• BRIEF
Tell how many lines contain the word "triangle". Reply with the number only.

# Start of AVAILABLE DATA

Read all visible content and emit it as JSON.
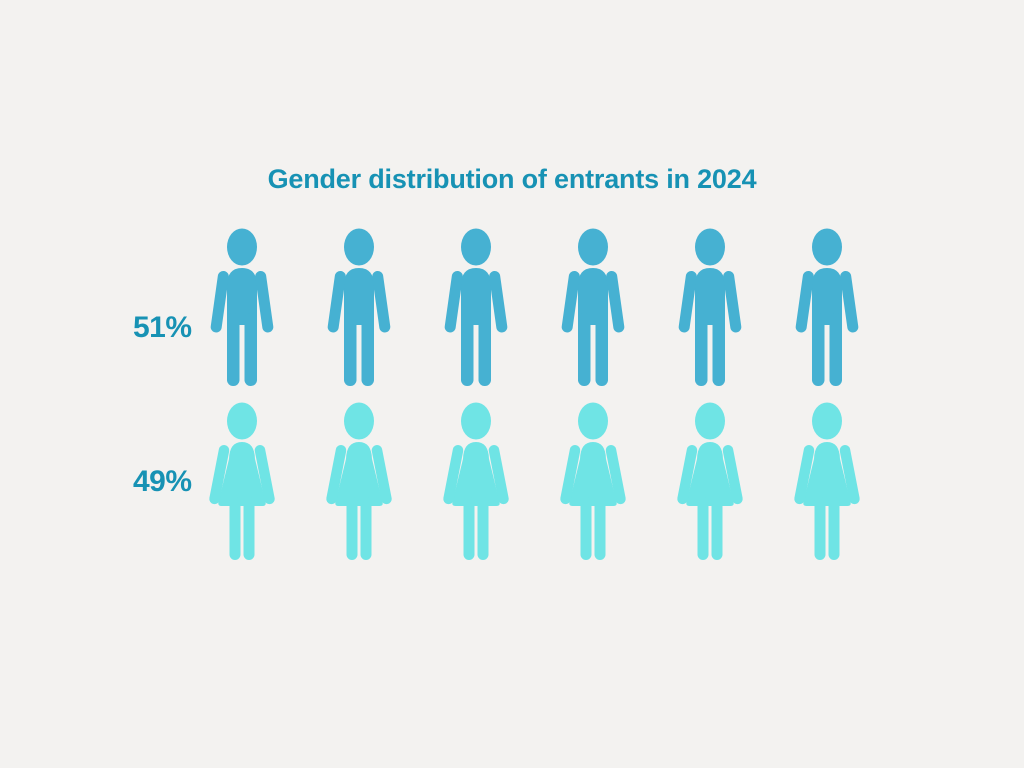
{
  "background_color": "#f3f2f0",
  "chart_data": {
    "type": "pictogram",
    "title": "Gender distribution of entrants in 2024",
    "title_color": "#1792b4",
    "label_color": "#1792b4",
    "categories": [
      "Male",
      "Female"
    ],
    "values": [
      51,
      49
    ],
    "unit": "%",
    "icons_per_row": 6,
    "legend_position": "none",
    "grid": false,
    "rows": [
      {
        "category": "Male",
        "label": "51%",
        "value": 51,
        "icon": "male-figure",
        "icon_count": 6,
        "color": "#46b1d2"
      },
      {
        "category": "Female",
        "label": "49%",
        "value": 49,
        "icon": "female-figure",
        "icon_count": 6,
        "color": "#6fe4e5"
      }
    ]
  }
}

# End of AVAILABLE DATA
# Start of AVAILABLE DATA

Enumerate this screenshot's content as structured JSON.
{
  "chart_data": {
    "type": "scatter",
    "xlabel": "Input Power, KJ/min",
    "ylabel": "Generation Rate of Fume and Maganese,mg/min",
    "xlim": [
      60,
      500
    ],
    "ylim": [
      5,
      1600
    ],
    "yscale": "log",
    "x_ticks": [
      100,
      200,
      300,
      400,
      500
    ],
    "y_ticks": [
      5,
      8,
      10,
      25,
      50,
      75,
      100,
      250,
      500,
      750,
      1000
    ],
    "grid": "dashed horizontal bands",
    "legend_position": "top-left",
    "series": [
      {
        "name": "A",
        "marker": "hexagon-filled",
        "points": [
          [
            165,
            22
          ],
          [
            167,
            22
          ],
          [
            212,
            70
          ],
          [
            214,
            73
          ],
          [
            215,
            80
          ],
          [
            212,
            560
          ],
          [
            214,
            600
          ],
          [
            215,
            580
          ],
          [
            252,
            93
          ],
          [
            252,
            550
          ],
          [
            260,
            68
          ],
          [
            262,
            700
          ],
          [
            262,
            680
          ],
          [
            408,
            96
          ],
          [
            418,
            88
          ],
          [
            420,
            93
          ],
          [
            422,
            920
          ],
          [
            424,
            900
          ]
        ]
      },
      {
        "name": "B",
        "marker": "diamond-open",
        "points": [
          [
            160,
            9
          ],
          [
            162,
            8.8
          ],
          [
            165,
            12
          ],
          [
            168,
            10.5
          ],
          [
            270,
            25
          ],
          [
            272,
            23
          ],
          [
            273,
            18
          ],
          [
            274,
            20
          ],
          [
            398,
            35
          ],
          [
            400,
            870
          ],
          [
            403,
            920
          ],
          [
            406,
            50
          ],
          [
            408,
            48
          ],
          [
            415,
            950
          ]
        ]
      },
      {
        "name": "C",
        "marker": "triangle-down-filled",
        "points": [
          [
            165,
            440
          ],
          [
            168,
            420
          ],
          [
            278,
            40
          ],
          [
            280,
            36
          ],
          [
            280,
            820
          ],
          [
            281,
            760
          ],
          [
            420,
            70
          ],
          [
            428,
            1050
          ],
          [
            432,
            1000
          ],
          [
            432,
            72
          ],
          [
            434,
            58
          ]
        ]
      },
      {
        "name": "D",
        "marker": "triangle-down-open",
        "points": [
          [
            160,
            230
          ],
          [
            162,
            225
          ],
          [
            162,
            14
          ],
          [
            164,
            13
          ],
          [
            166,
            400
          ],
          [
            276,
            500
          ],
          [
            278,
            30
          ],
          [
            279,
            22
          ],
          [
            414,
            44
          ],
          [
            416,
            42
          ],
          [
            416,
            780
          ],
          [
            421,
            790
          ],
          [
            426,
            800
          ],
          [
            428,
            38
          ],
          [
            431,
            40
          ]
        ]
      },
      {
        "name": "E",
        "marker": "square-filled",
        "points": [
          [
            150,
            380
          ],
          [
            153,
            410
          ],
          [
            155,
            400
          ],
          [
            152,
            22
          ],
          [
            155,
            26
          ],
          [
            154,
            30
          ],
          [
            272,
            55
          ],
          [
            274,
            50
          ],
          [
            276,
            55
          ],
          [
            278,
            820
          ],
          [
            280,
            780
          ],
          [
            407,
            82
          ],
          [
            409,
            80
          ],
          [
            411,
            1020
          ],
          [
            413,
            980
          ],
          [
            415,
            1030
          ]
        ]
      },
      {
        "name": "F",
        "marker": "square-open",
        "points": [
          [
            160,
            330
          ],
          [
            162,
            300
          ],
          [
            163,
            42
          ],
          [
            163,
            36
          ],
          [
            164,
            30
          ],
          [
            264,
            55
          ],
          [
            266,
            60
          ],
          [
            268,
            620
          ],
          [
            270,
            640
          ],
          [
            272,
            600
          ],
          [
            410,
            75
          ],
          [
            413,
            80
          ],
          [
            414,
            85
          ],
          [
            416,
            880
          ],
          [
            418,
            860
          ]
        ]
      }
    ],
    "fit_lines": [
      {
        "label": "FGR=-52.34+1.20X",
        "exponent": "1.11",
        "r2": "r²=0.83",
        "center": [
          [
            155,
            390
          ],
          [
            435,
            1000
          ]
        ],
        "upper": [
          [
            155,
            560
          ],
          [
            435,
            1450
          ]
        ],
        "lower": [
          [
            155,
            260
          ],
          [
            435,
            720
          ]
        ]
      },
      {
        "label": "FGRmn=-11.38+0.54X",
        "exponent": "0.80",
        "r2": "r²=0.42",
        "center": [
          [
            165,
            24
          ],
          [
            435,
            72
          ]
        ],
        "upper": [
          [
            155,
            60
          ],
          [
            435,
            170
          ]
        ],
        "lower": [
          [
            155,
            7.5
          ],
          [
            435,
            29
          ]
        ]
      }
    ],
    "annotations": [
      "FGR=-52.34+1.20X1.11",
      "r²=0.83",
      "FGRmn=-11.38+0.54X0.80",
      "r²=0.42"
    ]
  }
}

# End of AVAILABLE DATA

• THE COMPLETED TASK
2